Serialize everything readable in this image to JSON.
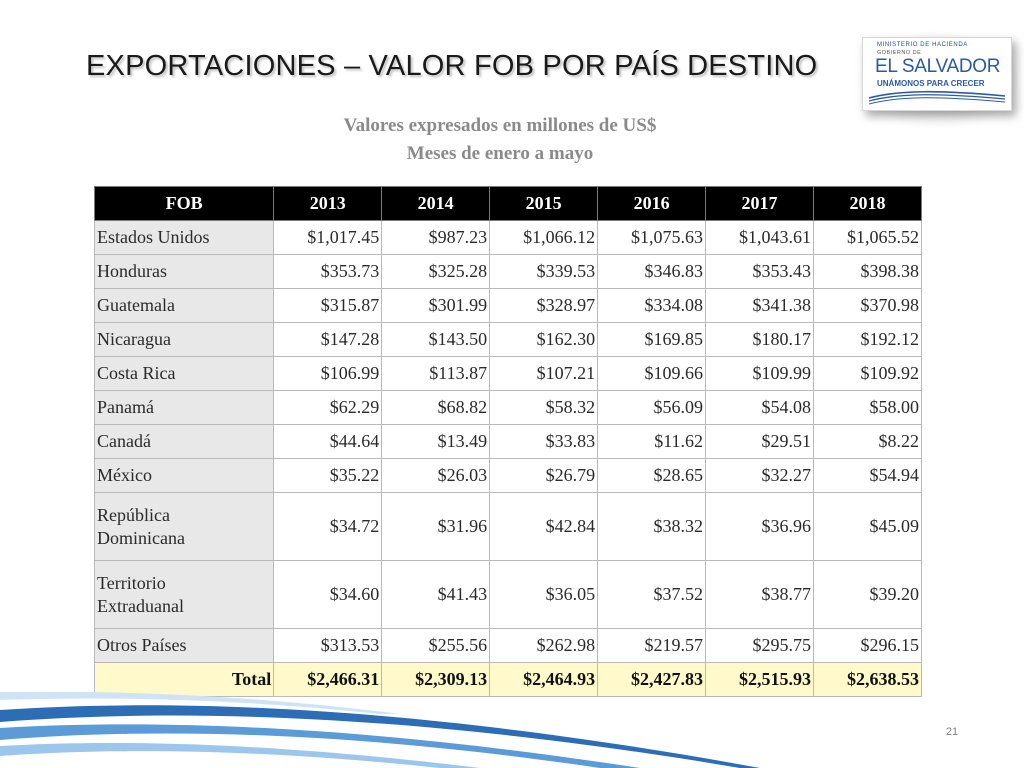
{
  "title": "EXPORTACIONES –  VALOR FOB POR PAÍS DESTINO",
  "logo": {
    "top_text": "MINISTERIO DE HACIENDA",
    "gob_text": "GOBIERNO DE",
    "main_text": "EL SALVADOR",
    "sub_text": "UNÁMONOS PARA CRECER"
  },
  "subtitle_line1": "Valores expresados en millones de US$",
  "subtitle_line2": "Meses de enero a mayo",
  "table": {
    "headers": [
      "FOB",
      "2013",
      "2014",
      "2015",
      "2016",
      "2017",
      "2018"
    ],
    "rows": [
      {
        "label": "Estados Unidos",
        "values": [
          "$1,017.45",
          "$987.23",
          "$1,066.12",
          "$1,075.63",
          "$1,043.61",
          "$1,065.52"
        ]
      },
      {
        "label": "Honduras",
        "values": [
          "$353.73",
          "$325.28",
          "$339.53",
          "$346.83",
          "$353.43",
          "$398.38"
        ]
      },
      {
        "label": "Guatemala",
        "values": [
          "$315.87",
          "$301.99",
          "$328.97",
          "$334.08",
          "$341.38",
          "$370.98"
        ]
      },
      {
        "label": "Nicaragua",
        "values": [
          "$147.28",
          "$143.50",
          "$162.30",
          "$169.85",
          "$180.17",
          "$192.12"
        ]
      },
      {
        "label": "Costa Rica",
        "values": [
          "$106.99",
          "$113.87",
          "$107.21",
          "$109.66",
          "$109.99",
          "$109.92"
        ]
      },
      {
        "label": "Panamá",
        "values": [
          "$62.29",
          "$68.82",
          "$58.32",
          "$56.09",
          "$54.08",
          "$58.00"
        ]
      },
      {
        "label": "Canadá",
        "values": [
          "$44.64",
          "$13.49",
          "$33.83",
          "$11.62",
          "$29.51",
          "$8.22"
        ]
      },
      {
        "label": "México",
        "values": [
          "$35.22",
          "$26.03",
          "$26.79",
          "$28.65",
          "$32.27",
          "$54.94"
        ]
      },
      {
        "label_line1": "República",
        "label_line2": "Dominicana",
        "values": [
          "$34.72",
          "$31.96",
          "$42.84",
          "$38.32",
          "$36.96",
          "$45.09"
        ]
      },
      {
        "label_line1": "Territorio",
        "label_line2": "Extraduanal",
        "values": [
          "$34.60",
          "$41.43",
          "$36.05",
          "$37.52",
          "$38.77",
          "$39.20"
        ]
      },
      {
        "label": "Otros Países",
        "values": [
          "$313.53",
          "$255.56",
          "$262.98",
          "$219.57",
          "$295.75",
          "$296.15"
        ]
      }
    ],
    "total": {
      "label": "Total",
      "values": [
        "$2,466.31",
        "$2,309.13",
        "$2,464.93",
        "$2,427.83",
        "$2,515.93",
        "$2,638.53"
      ]
    }
  },
  "page_number": "21",
  "colors": {
    "header_bg": "#000000",
    "total_bg": "#fff9cc",
    "country_bg": "#e8e8e8",
    "brand_blue": "#2c5aa0"
  }
}
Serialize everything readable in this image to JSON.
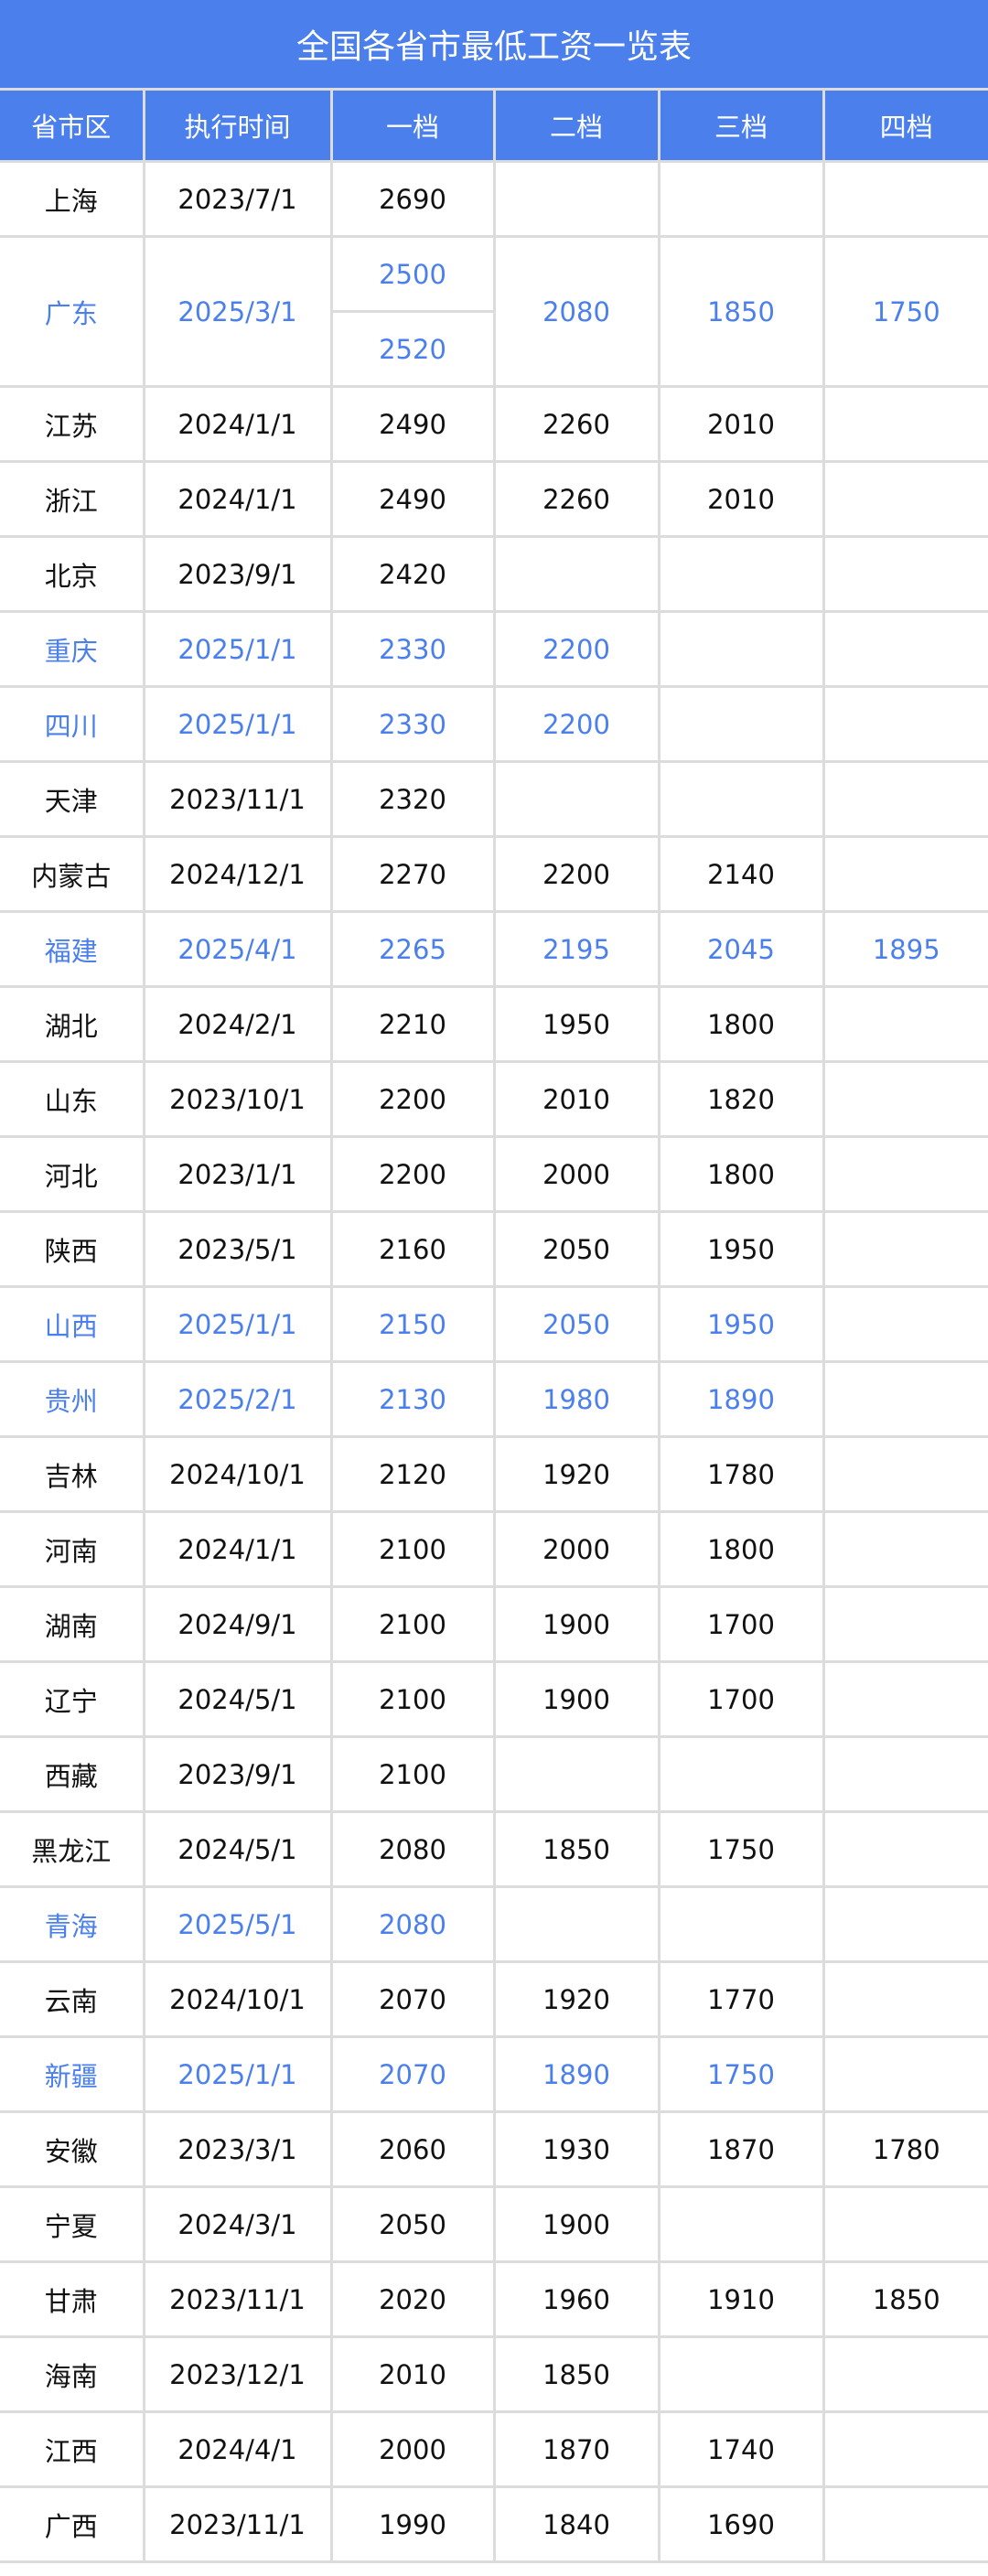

- **Exercise brief**:
Each record above should come back exactly the same, only without its pictures.

- **Expected answer**:
Serialize everything readable in this image to JSON.
{
  "title": "EXPORTACIONES –  VALOR FOB POR PAÍS DESTINO",
  "logo": {
    "top_text": "MINISTERIO DE HACIENDA",
    "gob_text": "GOBIERNO DE",
    "main_text": "EL SALVADOR",
    "sub_text": "UNÁMONOS PARA CRECER"
  },
  "subtitle_line1": "Valores expresados en millones de US$",
  "subtitle_line2": "Meses de enero a mayo",
  "table": {
    "headers": [
      "FOB",
      "2013",
      "2014",
      "2015",
      "2016",
      "2017",
      "2018"
    ],
    "rows": [
      {
        "label": "Estados Unidos",
        "values": [
          "$1,017.45",
          "$987.23",
          "$1,066.12",
          "$1,075.63",
          "$1,043.61",
          "$1,065.52"
        ]
      },
      {
        "label": "Honduras",
        "values": [
          "$353.73",
          "$325.28",
          "$339.53",
          "$346.83",
          "$353.43",
          "$398.38"
        ]
      },
      {
        "label": "Guatemala",
        "values": [
          "$315.87",
          "$301.99",
          "$328.97",
          "$334.08",
          "$341.38",
          "$370.98"
        ]
      },
      {
        "label": "Nicaragua",
        "values": [
          "$147.28",
          "$143.50",
          "$162.30",
          "$169.85",
          "$180.17",
          "$192.12"
        ]
      },
      {
        "label": "Costa Rica",
        "values": [
          "$106.99",
          "$113.87",
          "$107.21",
          "$109.66",
          "$109.99",
          "$109.92"
        ]
      },
      {
        "label": "Panamá",
        "values": [
          "$62.29",
          "$68.82",
          "$58.32",
          "$56.09",
          "$54.08",
          "$58.00"
        ]
      },
      {
        "label": "Canadá",
        "values": [
          "$44.64",
          "$13.49",
          "$33.83",
          "$11.62",
          "$29.51",
          "$8.22"
        ]
      },
      {
        "label": "México",
        "values": [
          "$35.22",
          "$26.03",
          "$26.79",
          "$28.65",
          "$32.27",
          "$54.94"
        ]
      },
      {
        "label_line1": "República",
        "label_line2": "Dominicana",
        "values": [
          "$34.72",
          "$31.96",
          "$42.84",
          "$38.32",
          "$36.96",
          "$45.09"
        ]
      },
      {
        "label_line1": "Territorio",
        "label_line2": "Extraduanal",
        "values": [
          "$34.60",
          "$41.43",
          "$36.05",
          "$37.52",
          "$38.77",
          "$39.20"
        ]
      },
      {
        "label": "Otros Países",
        "values": [
          "$313.53",
          "$255.56",
          "$262.98",
          "$219.57",
          "$295.75",
          "$296.15"
        ]
      }
    ],
    "total": {
      "label": "Total",
      "values": [
        "$2,466.31",
        "$2,309.13",
        "$2,464.93",
        "$2,427.83",
        "$2,515.93",
        "$2,638.53"
      ]
    }
  },
  "page_number": "21",
  "colors": {
    "header_bg": "#000000",
    "total_bg": "#fff9cc",
    "country_bg": "#e8e8e8",
    "brand_blue": "#2c5aa0"
  }
}
Serialize everything readable in this image to JSON.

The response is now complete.